• What the task asks:
Write every record out again exactly, and keep images out of it.

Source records

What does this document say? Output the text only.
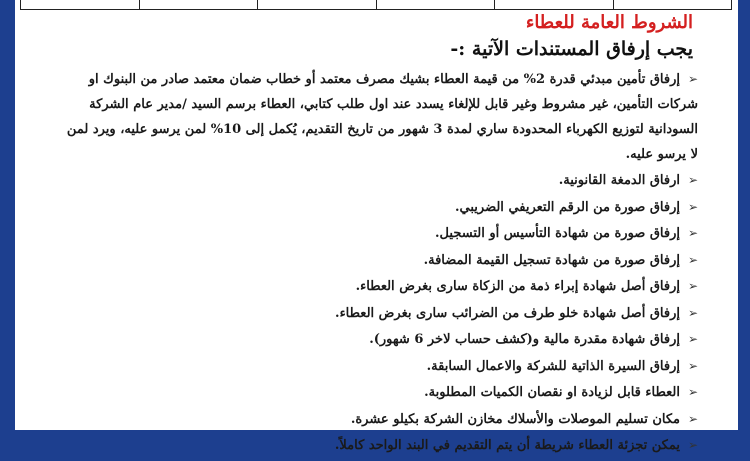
الشروط العامة للعطاء
يجب إرفاق المستندات الآتية :-
➢إرفاق تأمين مبدئي قدرة 2% من قيمة العطاء بشيك مصرف معتمد أو خطاب ضمان معتمد صادر من البنوك او شركات التأمين، غير مشروط وغير قابل للإلغاء يسدد عند اول طلب كتابي، العطاء برسم السيد /مدير عام الشركة السودانية لتوزيع الكهرباء المحدودة ساري لمدة 3 شهور من تاريخ التقديم، يُكمل إلى 10% لمن يرسو عليه، ويرد لمن لا يرسو عليه.
➢ارفاق الدمغة القانونية.
➢إرفاق صورة من الرقم التعريفي الضريبي.
➢إرفاق صورة من شهادة التأسيس أو التسجيل.
➢إرفاق صورة من شهادة تسجيل القيمة المضافة.
➢إرفاق أصل شهادة إبراء ذمة من الزكاة سارى بغرض العطاء.
➢إرفاق أصل شهادة خلو طرف من الضرائب سارى بغرض العطاء.
➢إرفاق شهادة مقدرة مالية و(كشف حساب لاخر 6 شهور).
➢إرفاق السيرة الذاتية للشركة والاعمال السابقة.
➢العطاء قابل لزيادة او نقصان الكميات المطلوبة.
➢مكان تسليم الموصلات والأسلاك مخازن الشركة بكيلو عشرة.
➢يمكن تجزئة العطاء شريطة أن يتم التقديم في البند الواحد كاملاً.
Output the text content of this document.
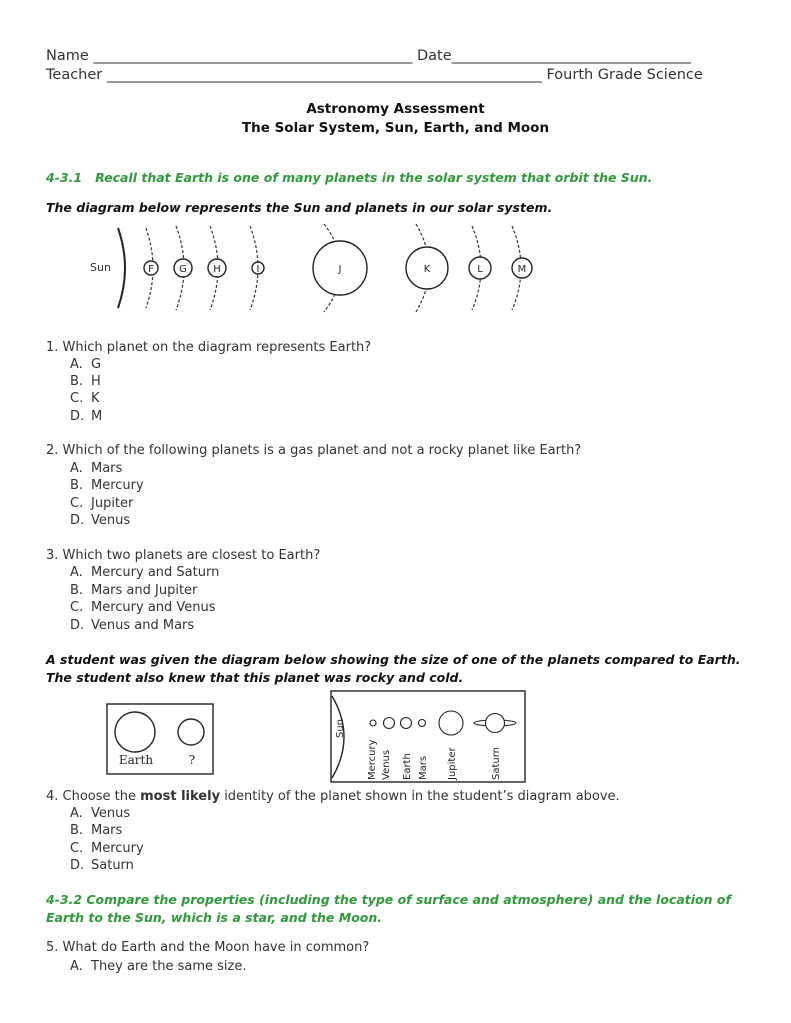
Name ____________________________________________ Date_________________________________
Teacher ____________________________________________________________ Fourth Grade Science
Astronomy Assessment
The Solar System, Sun, Earth, and Moon
4-3.1 Recall that Earth is one of many planets in the solar system that orbit the Sun.
The diagram below represents the Sun and planets in our solar system.
Sun	F	G	H	I	J	K	L	M
1. Which planet on the diagram represents Earth?
A. G
B. H
C. K
D. M
2. Which of the following planets is a gas planet and not a rocky planet like Earth?
A. Mars
B. Mercury
C. Jupiter
D. Venus
3. Which two planets are closest to Earth?
A. Mercury and Saturn
B. Mars and Jupiter
C. Mercury and Venus
D. Venus and Mars
A student was given the diagram below showing the size of one of the planets compared to Earth.
The student also knew that this planet was rocky and cold.
Earth	?
Sun
Mercury Venus Earth Mars Jupiter	Saturn
4. Choose the most likely identity of the planet shown in the student’s diagram above.
A. Venus
B. Mars
C. Mercury
D. Saturn
4-3.2 Compare the properties (including the type of surface and atmosphere) and the location of
Earth to the Sun, which is a star, and the Moon.
5. What do Earth and the Moon have in common?
A. They are the same size.
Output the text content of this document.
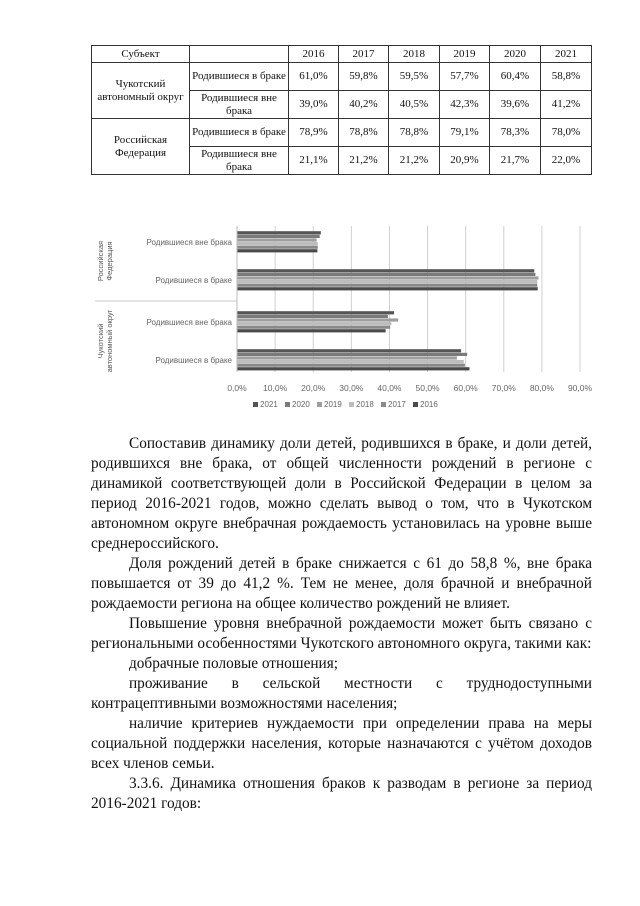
Субъект		2016	2017	2018	2019	2020	2021
Чукотский автономный округ	Родившиеся в браке	61,0%	59,8%	59,5%	57,7%	60,4%	58,8%
	Родившиеся вне брака	39,0%	40,2%	40,5%	42,3%	39,6%	41,2%
Российская Федерация	Родившиеся в браке	78,9%	78,8%	78,8%	79,1%	78,3%	78,0%
	Родившиеся вне брака	21,1%	21,2%	21,2%	20,9%	21,7%	22,0%
0,0% 10,0% 20,0% 30,0% 40,0% 50,0% 60,0% 70,0% 80,0% 90,0%
Родившиеся вне брака
Родившиеся в браке
Родившиеся вне брака
Родившиеся в браке
РоссийскаяФедерация
Чукотскийавтономный округ
2021 2020 2019 2018 2017 2016

Сопоставив динамику доли детей, родившихся в браке, и доли детей, родившихся вне брака, от общей численности рождений в регионе с динамикой соответствующей доли в Российской Федерации в целом за период 2016-2021 годов, можно сделать вывод о том, что в Чукотском автономном округе внебрачная рождаемость установилась на уровне выше среднероссийского.

Доля рождений детей в браке снижается с 61 до 58,8 %, вне брака повышается от 39 до 41,2 %. Тем не менее, доля брачной и внебрачной рождаемости региона на общее количество рождений не влияет.

Повышение уровня внебрачной рождаемости может быть связано с региональными особенностями Чукотского автономного округа, такими как:

добрачные половые отношения;

проживание в сельской местности с труднодоступными контрацептивными возможностями населения;

наличие критериев нуждаемости при определении права на меры социальной поддержки населения, которые назначаются с учётом доходов всех членов семьи.

3.3.6. Динамика отношения браков к разводам в регионе за период 2016-2021 годов:
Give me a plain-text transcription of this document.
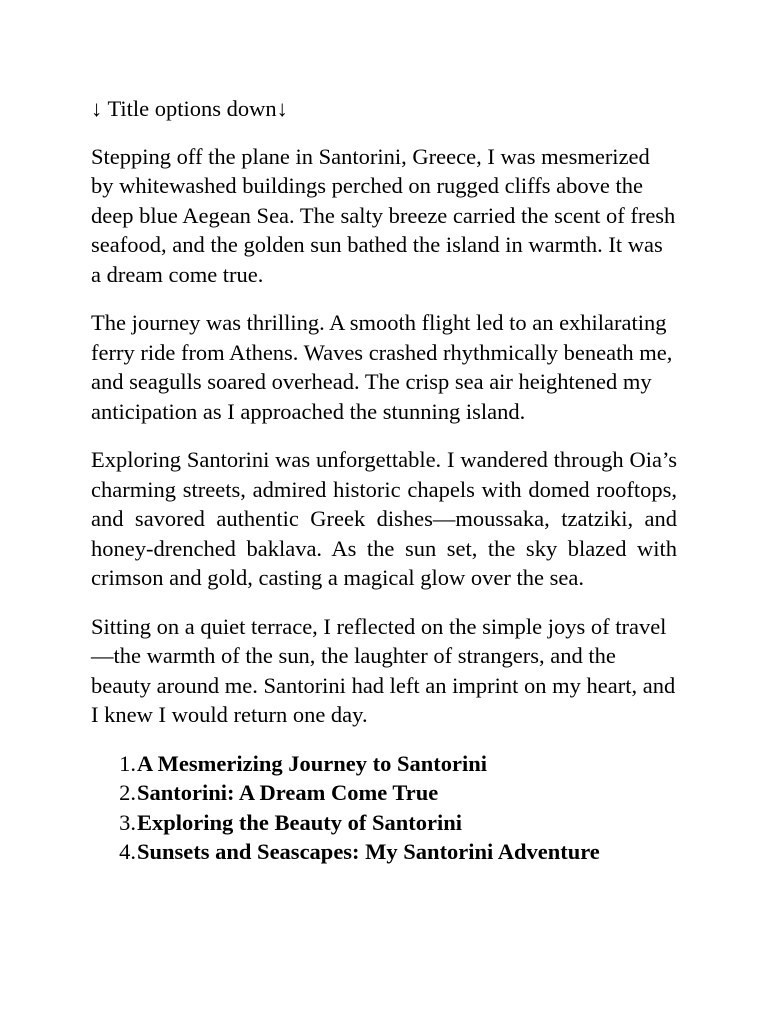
↓ Title options down↓

Stepping off the plane in Santorini, Greece, I was mesmerized by whitewashed buildings perched on rugged cliffs above the deep blue Aegean Sea. The salty breeze carried the scent of fresh seafood, and the golden sun bathed the island in warmth. It was a dream come true.

The journey was thrilling. A smooth flight led to an exhilarating ferry ride from Athens. Waves crashed rhythmically beneath me, and seagulls soared overhead. The crisp sea air heightened my anticipation as I approached the stunning island.

Exploring Santorini was unforgettable. I wandered through Oia’s charming streets, admired historic chapels with domed rooftops, and savored authentic Greek dishes—moussaka, tzatziki, and honey-drenched baklava. As the sun set, the sky blazed with crimson and gold, casting a magical glow over the sea.

Sitting on a quiet terrace, I reflected on the simple joys of travel—the warmth of the sun, the laughter of strangers, and the beauty around me. Santorini had left an imprint on my heart, and I knew I would return one day.

1. A Mesmerizing Journey to Santorini
2. Santorini: A Dream Come True
3. Exploring the Beauty of Santorini
4. Sunsets and Seascapes: My Santorini Adventure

• Task result:
What does this document say? Output the text only.
الشروط العامة للعطاء
يجب إرفاق المستندات الآتية :-
➢إرفاق تأمين مبدئي قدرة 2% من قيمة العطاء بشيك مصرف معتمد أو خطاب ضمان معتمد صادر من البنوك او شركات التأمين، غير مشروط وغير قابل للإلغاء يسدد عند اول طلب كتابي، العطاء برسم السيد /مدير عام الشركة السودانية لتوزيع الكهرباء المحدودة ساري لمدة 3 شهور من تاريخ التقديم، يُكمل إلى 10% لمن يرسو عليه، ويرد لمن لا يرسو عليه.
➢ارفاق الدمغة القانونية.
➢إرفاق صورة من الرقم التعريفي الضريبي.
➢إرفاق صورة من شهادة التأسيس أو التسجيل.
➢إرفاق صورة من شهادة تسجيل القيمة المضافة.
➢إرفاق أصل شهادة إبراء ذمة من الزكاة سارى بغرض العطاء.
➢إرفاق أصل شهادة خلو طرف من الضرائب سارى بغرض العطاء.
➢إرفاق شهادة مقدرة مالية و(كشف حساب لاخر 6 شهور).
➢إرفاق السيرة الذاتية للشركة والاعمال السابقة.
➢العطاء قابل لزيادة او نقصان الكميات المطلوبة.
➢مكان تسليم الموصلات والأسلاك مخازن الشركة بكيلو عشرة.
➢يمكن تجزئة العطاء شريطة أن يتم التقديم في البند الواحد كاملاً.
Output the text content of this document.
Name ____________________________________________ Date_________________________________
Teacher ____________________________________________________________ Fourth Grade Science
Astronomy Assessment
The Solar System, Sun, Earth, and Moon
4-3.1 Recall that Earth is one of many planets in the solar system that orbit the Sun.
The diagram below represents the Sun and planets in our solar system.
Sun	F	G	H	I	J	K	L	M
1. Which planet on the diagram represents Earth?
A. G
B. H
C. K
D. M
2. Which of the following planets is a gas planet and not a rocky planet like Earth?
A. Mars
B. Mercury
C. Jupiter
D. Venus
3. Which two planets are closest to Earth?
A. Mercury and Saturn
B. Mars and Jupiter
C. Mercury and Venus
D. Venus and Mars
A student was given the diagram below showing the size of one of the planets compared to Earth.
The student also knew that this planet was rocky and cold.
Earth	?
Sun
Mercury Venus Earth Mars Jupiter	Saturn
4. Choose the most likely identity of the planet shown in the student’s diagram above.
A. Venus
B. Mars
C. Mercury
D. Saturn
4-3.2 Compare the properties (including the type of surface and atmosphere) and the location of
Earth to the Sun, which is a star, and the Moon.
5. What do Earth and the Moon have in common?
A. They are the same size.
Output the text content of this document.
Субъект		2016	2017	2018	2019	2020	2021
Чукотский автономный округ	Родившиеся в браке	61,0%	59,8%	59,5%	57,7%	60,4%	58,8%
	Родившиеся вне брака	39,0%	40,2%	40,5%	42,3%	39,6%	41,2%
Российская Федерация	Родившиеся в браке	78,9%	78,8%	78,8%	79,1%	78,3%	78,0%
	Родившиеся вне брака	21,1%	21,2%	21,2%	20,9%	21,7%	22,0%
0,0% 10,0% 20,0% 30,0% 40,0% 50,0% 60,0% 70,0% 80,0% 90,0%
Родившиеся вне брака
Родившиеся в браке
Родившиеся вне брака
Родившиеся в браке
РоссийскаяФедерация
Чукотскийавтономный округ
2021 2020 2019 2018 2017 2016

Сопоставив динамику доли детей, родившихся в браке, и доли детей, родившихся вне брака, от общей численности рождений в регионе с динамикой соответствующей доли в Российской Федерации в целом за период 2016-2021 годов, можно сделать вывод о том, что в Чукотском автономном округе внебрачная рождаемость установилась на уровне выше среднероссийского.

Доля рождений детей в браке снижается с 61 до 58,8 %, вне брака повышается от 39 до 41,2 %. Тем не менее, доля брачной и внебрачной рождаемости региона на общее количество рождений не влияет.

Повышение уровня внебрачной рождаемости может быть связано с региональными особенностями Чукотского автономного округа, такими как:

добрачные половые отношения;

проживание в сельской местности с труднодоступными контрацептивными возможностями населения;

наличие критериев нуждаемости при определении права на меры социальной поддержки населения, которые назначаются с учётом доходов всех членов семьи.

3.3.6. Динамика отношения браков к разводам в регионе за период 2016-2021 годов:
Give me a plain-text transcription of this document.
↓ Title options down↓

Stepping off the plane in Santorini, Greece, I was mesmerized by whitewashed buildings perched on rugged cliffs above the deep blue Aegean Sea. The salty breeze carried the scent of fresh seafood, and the golden sun bathed the island in warmth. It was a dream come true.

The journey was thrilling. A smooth flight led to an exhilarating ferry ride from Athens. Waves crashed rhythmically beneath me, and seagulls soared overhead. The crisp sea air heightened my anticipation as I approached the stunning island.

Exploring Santorini was unforgettable. I wandered through Oia’s charming streets, admired historic chapels with domed rooftops, and savored authentic Greek dishes—moussaka, tzatziki, and honey-drenched baklava. As the sun set, the sky blazed with crimson and gold, casting a magical glow over the sea.

Sitting on a quiet terrace, I reflected on the simple joys of travel—the warmth of the sun, the laughter of strangers, and the beauty around me. Santorini had left an imprint on my heart, and I knew I would return one day.

1. A Mesmerizing Journey to Santorini
2. Santorini: A Dream Come True
3. Exploring the Beauty of Santorini
4. Sunsets and Seascapes: My Santorini Adventure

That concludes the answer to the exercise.